• **Task set**
1/ Rewrite the paragraph of the PALPAS text that begins "For each online service" as a short list, keeping its main facts.
2/ In one to three sentences, explain why, according to the PALPAS text, a compromised synchronization server does not expose users' passwords to an offline brute-force attack.
3/ Go on with the PALPAS text from where it stops.

• **Source extract**
▬▬▬▬▬▬▬▬▬▬
PALPAS - PAsswordLess PAssword Synchronization
Tools that synchronize passwords over several user devices typically store the encrypted passwords in a central online database. For encryption, a low-entropy, password-based key is used. Such a database may be subject to unauthorized access which can lead to the disclosure of all passwords by an offline brute-force attack. In this paper, we present PALPAS, a secure and user-friendly tool that synchronizes passwords between user devices without storing information about them centrally. The idea of PALPAS is to generate a password from a high entropy secret shared by all devices and a random salt value for each service. Only the salt values are stored on a server but not the secret. The salt enables the user devices to generate the same password but is statistically independent of the password. In order for PALPAS to generate passwords according to different password policies, we also present a mechanism that automatically retrieves and processes the password requirements of services. PALPAS users need to only memorize a single password and the setup of PALPAS on a further device demands only a one-time transfer of few static data.
💡 Research Summary
The paper introduces PALPAS (PAsswordLess PAssword Synchronization), a novel system that eliminates the need to store passwords centrally while still allowing users to synchronize them across multiple devices. Traditional password managers encrypt stored passwords with a key derived from a low‑entropy master password; if the synchronization server is compromised, attackers can launch offline brute‑force attacks to recover all user passwords. PALPAS avoids this fundamental flaw by never storing passwords on the server. Instead, each device shares a high‑entropy secret seed S, generated once and transferred manually to all devices. The seed is locally encrypted with a key K_MPW derived from the user’s master password, which is used only for local protection and never leaves the device.
For each online service, PALPAS generates a random salt value. The salt, together with the shared seed, feeds a cryptographically secure pseudorandom generator (PRG) that produces a deterministic random string. A password generator (PG) then maps this string to a password that satisfies the service’s password policy. Because the PRG and PG are deterministic, the same seed, salt, and policy always yield the same password, enabling seamless synchronization.
▬▬▬▬▬▬▬▬▬▬
• **Data under study**
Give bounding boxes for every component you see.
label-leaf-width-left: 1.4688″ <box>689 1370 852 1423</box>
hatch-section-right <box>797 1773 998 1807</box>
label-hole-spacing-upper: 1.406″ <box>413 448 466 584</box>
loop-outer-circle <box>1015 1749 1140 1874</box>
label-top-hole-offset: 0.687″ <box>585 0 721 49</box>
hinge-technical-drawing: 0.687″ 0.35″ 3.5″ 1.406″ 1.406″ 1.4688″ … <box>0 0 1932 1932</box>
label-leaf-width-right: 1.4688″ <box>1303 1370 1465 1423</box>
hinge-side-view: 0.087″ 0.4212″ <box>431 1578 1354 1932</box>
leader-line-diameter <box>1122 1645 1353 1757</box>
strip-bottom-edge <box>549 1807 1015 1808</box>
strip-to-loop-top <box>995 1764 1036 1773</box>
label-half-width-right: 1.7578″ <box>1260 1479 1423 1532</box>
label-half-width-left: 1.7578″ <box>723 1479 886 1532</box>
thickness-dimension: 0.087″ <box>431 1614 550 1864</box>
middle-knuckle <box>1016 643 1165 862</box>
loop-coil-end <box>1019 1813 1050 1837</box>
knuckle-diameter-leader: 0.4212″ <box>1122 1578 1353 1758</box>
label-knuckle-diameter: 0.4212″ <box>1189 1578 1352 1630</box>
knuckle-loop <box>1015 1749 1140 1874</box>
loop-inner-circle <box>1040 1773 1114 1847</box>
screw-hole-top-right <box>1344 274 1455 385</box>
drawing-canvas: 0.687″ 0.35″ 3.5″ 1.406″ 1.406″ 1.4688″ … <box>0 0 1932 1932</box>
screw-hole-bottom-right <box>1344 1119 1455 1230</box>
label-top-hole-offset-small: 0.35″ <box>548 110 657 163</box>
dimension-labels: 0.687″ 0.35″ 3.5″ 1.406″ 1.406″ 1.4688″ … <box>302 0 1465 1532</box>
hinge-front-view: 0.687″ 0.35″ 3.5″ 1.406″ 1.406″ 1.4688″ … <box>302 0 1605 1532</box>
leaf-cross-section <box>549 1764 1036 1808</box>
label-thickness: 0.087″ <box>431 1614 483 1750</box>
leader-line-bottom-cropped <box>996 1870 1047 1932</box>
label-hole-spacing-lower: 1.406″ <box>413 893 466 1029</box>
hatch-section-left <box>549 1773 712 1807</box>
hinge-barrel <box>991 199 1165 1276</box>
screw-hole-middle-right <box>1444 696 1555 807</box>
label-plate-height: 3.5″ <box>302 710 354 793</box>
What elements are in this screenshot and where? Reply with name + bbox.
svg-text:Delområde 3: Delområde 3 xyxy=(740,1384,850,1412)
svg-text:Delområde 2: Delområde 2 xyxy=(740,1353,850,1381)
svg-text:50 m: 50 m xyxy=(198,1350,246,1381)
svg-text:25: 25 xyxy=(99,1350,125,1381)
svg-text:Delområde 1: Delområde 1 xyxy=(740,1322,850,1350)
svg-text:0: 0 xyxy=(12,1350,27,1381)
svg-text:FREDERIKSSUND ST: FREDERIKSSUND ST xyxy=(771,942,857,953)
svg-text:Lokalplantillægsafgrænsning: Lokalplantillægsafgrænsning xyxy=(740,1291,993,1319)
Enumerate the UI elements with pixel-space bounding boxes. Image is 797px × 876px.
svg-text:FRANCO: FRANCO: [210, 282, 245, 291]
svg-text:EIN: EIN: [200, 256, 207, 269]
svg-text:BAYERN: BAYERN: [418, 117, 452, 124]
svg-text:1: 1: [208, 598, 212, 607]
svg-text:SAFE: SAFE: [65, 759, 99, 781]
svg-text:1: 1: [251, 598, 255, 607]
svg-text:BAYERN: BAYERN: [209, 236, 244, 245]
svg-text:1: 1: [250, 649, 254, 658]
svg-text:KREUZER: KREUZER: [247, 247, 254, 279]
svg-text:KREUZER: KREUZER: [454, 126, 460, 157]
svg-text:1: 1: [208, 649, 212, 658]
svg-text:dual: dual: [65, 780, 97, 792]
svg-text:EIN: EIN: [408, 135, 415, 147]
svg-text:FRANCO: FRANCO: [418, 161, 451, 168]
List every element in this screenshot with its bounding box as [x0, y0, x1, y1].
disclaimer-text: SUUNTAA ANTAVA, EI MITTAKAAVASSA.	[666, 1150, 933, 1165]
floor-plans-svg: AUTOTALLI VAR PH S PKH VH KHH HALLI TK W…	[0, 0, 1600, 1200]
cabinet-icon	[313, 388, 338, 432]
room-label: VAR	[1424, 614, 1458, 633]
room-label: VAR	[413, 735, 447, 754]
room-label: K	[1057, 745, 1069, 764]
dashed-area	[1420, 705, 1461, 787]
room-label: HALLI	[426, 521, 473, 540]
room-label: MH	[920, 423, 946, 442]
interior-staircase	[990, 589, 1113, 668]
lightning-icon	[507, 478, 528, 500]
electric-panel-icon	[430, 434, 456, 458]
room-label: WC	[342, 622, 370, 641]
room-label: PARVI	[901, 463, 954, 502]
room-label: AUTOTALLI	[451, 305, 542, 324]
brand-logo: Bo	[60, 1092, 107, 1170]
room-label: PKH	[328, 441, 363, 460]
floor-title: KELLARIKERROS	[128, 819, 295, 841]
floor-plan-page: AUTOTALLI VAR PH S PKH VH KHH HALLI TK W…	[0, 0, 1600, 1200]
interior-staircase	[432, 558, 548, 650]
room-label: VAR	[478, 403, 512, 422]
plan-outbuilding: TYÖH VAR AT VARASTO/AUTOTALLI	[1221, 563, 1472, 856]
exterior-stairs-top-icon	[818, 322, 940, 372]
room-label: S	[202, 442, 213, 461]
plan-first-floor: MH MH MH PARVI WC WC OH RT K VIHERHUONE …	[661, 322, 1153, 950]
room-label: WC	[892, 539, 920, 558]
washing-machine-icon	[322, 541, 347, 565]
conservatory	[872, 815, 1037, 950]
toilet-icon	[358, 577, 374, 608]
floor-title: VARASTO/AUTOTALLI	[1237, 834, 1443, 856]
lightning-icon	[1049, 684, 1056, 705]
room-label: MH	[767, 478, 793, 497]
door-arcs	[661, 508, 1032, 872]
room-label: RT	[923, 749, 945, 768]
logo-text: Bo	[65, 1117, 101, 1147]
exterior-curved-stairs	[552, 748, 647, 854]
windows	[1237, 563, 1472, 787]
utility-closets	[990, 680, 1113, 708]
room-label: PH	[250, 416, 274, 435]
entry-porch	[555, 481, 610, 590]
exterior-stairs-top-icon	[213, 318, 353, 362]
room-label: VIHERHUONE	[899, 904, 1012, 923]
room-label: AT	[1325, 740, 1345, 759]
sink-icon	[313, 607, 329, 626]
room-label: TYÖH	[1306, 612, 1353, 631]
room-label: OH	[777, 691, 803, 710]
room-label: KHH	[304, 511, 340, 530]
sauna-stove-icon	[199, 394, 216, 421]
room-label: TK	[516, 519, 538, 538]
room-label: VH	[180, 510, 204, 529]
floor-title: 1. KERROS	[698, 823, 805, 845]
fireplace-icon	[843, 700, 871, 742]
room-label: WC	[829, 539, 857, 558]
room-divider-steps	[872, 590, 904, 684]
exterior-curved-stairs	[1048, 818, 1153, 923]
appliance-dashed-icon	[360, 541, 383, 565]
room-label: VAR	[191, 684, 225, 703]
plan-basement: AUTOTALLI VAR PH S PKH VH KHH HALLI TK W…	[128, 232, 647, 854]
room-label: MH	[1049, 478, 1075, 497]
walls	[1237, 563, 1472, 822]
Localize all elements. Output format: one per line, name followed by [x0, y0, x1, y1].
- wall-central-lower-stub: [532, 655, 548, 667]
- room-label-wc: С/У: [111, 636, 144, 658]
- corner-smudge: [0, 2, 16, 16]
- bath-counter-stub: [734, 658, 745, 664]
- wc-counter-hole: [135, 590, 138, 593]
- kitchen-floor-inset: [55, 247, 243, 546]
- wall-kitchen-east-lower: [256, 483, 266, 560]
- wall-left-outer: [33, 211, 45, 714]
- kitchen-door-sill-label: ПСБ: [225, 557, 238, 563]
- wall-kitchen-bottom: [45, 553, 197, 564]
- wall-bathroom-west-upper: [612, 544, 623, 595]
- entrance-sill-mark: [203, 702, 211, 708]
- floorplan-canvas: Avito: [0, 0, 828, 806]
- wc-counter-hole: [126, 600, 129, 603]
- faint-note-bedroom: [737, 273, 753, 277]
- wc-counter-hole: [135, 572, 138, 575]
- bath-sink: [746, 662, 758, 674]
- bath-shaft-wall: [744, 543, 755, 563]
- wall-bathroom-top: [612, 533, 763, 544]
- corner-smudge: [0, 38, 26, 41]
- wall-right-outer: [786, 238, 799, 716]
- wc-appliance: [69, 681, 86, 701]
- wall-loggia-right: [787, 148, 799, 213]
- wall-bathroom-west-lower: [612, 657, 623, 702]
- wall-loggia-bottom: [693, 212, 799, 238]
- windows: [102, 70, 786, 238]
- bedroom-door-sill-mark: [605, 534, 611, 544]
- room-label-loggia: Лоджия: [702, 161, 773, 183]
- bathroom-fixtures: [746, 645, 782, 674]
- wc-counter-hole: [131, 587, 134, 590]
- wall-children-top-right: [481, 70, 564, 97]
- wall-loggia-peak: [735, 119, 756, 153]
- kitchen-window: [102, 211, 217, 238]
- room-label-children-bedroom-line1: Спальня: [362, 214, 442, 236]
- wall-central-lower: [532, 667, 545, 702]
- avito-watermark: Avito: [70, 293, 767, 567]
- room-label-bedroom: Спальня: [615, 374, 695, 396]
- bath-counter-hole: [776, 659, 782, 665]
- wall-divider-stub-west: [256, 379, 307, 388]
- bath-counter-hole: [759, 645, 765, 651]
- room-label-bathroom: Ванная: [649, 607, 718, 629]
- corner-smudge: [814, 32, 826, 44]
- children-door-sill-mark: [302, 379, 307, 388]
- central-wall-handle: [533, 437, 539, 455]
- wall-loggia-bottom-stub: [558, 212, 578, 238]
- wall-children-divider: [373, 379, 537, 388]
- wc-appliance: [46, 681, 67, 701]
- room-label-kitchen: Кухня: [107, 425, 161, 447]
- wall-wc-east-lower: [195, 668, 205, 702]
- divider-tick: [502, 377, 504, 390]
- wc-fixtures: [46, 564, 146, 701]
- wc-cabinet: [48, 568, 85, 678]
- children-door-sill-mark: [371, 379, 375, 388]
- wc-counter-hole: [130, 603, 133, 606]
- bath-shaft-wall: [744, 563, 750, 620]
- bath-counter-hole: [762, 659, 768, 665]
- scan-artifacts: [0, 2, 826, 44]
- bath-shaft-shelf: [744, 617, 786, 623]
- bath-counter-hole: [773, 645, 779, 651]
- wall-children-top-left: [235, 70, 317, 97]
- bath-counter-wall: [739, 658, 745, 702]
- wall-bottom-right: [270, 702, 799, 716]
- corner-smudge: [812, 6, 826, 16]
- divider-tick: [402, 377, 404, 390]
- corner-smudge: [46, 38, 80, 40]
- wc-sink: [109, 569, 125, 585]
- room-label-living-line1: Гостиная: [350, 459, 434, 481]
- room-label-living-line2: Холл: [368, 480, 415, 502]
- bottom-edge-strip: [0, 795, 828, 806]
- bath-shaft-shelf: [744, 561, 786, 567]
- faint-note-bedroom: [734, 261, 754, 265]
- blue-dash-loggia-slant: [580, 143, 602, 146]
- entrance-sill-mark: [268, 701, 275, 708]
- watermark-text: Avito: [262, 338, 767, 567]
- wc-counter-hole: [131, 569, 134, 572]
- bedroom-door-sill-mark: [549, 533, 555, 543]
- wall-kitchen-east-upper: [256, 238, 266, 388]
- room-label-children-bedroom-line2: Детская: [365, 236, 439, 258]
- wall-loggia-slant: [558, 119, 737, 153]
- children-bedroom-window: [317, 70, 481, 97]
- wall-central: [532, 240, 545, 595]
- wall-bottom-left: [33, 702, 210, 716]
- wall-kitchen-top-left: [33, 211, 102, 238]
▬▬▬▬▬▬▬▬▬▬
• **Task answers**
1/
- PALPAS generates a random salt value for each online service.
- The salt and the shared seed go into a cryptographically secure pseudorandom generator (PRG), which produces a deterministic random string.
- A password generator (PG) turns that string into a password that meets the service's password policy.
- Because the PRG and PG are deterministic, the same seed, salt and policy always produce the same password, which makes synchronization seamless.

2/ PALPAS never stores passwords on the server. Only the per-service salt values are stored there, and the high-entropy secret is not. The salt lets the devices generate the same password, but it is statistically independent of that password.

3/
Salts are stored on a central Salt Synchronization Service (SSS). To protect user privacy, the identifier used to retrieve a salt is not the raw URL but a hash of the URL combined with a secret key K_E that is also shared among the user’s devices. Consequently, the server learns only that a salt exists for a particular hashed identifier, revealing no information about which services the user actually uses.
Password policies are handled by a separate Password Policy Service (PPS). Users initially input the requirements of a service (length, character sets, mandatory characters). The PPS validates these entries through plausibility checks, entropy thresholds, and a crowd‑sourced verification process that requires multiple users to submit matching policies before publication. A reputation system helps clients decide whether to trust a given policy. Once published, PALPAS automatically downloads and caches the policy, eliminating the need for users to manually look up requirements on each website.
Authentication to the SSS is performed with public‑key cryptography rather than a password, removing the classic phishing vector associated with password‑based logins. Each device generates its own key pair; the server stores the public keys and authenticates devices accordingly.
The security analysis demonstrates that a breach of the SSS yields only salts and hashed identifiers, which are statistically independent of the actual passwords and therefore useless for offline attacks. The seed remains protected by K_MPW, making it infeasible to recover without the master password. Public‑key authentication prevents credential theft during login, and the automatic policy retrieval mechanism improves usability without sacrificing security.
In summary, PALPAS achieves a balanced solution to the “security‑usability‑privacy” triangle: passwords are never stored centrally, service‑specific policies are applied automatically, and authentication relies on strong cryptographic primitives rather than low‑entropy passwords. The paper suggests future work on real‑time policy updates and more automated, secure seed distribution across devices.